**WHAT IS NEEDED:**
Search the records for the word "MIDI" and report each line that has it.

------ PROVIDED DATA ------

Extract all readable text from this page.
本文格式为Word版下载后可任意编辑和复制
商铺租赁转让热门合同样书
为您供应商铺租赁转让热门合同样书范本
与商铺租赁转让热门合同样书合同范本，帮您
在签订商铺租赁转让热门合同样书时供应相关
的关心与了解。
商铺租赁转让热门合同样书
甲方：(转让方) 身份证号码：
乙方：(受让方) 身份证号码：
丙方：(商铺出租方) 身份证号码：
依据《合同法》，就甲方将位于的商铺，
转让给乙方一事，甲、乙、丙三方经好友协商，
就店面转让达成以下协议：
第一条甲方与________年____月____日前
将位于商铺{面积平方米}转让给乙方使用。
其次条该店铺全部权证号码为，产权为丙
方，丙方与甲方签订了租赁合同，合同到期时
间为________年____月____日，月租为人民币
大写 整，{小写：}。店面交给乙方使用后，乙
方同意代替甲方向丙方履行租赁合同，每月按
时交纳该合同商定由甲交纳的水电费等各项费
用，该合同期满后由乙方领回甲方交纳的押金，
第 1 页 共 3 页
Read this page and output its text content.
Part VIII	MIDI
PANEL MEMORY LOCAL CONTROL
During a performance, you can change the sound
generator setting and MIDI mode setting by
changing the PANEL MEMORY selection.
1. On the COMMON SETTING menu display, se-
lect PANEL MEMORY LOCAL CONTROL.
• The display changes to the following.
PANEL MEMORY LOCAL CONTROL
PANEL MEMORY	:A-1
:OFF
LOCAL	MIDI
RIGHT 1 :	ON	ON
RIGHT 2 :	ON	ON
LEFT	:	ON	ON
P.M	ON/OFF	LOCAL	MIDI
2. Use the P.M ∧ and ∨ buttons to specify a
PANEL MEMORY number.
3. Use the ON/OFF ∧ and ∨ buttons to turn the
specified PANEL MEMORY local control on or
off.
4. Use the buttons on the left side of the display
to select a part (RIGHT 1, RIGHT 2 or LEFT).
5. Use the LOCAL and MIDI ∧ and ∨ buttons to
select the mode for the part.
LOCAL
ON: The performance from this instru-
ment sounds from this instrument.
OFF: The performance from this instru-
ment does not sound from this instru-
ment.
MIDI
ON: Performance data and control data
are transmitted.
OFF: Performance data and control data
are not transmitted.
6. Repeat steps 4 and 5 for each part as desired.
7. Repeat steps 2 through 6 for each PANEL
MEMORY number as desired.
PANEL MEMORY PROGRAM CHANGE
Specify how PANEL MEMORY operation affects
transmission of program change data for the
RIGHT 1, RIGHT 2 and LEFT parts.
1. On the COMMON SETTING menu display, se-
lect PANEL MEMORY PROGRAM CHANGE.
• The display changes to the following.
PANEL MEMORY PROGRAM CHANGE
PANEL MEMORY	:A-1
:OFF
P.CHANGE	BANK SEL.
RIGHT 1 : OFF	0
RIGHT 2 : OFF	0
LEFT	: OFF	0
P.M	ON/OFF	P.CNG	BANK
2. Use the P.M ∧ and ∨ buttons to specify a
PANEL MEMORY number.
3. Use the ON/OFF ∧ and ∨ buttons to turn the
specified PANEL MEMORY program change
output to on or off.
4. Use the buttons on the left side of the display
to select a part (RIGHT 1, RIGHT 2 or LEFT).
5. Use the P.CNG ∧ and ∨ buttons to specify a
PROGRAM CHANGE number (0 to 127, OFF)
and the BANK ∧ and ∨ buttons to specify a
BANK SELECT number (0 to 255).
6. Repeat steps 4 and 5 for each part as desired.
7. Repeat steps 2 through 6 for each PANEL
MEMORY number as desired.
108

------

**THE ANSWER:**
Part VIII	MIDI
generator setting and MIDI mode setting by
LOCAL	MIDI
P.M	ON/OFF	LOCAL	MIDI
5. Use the LOCAL and MIDI ∧ and ∨ buttons to
MIDI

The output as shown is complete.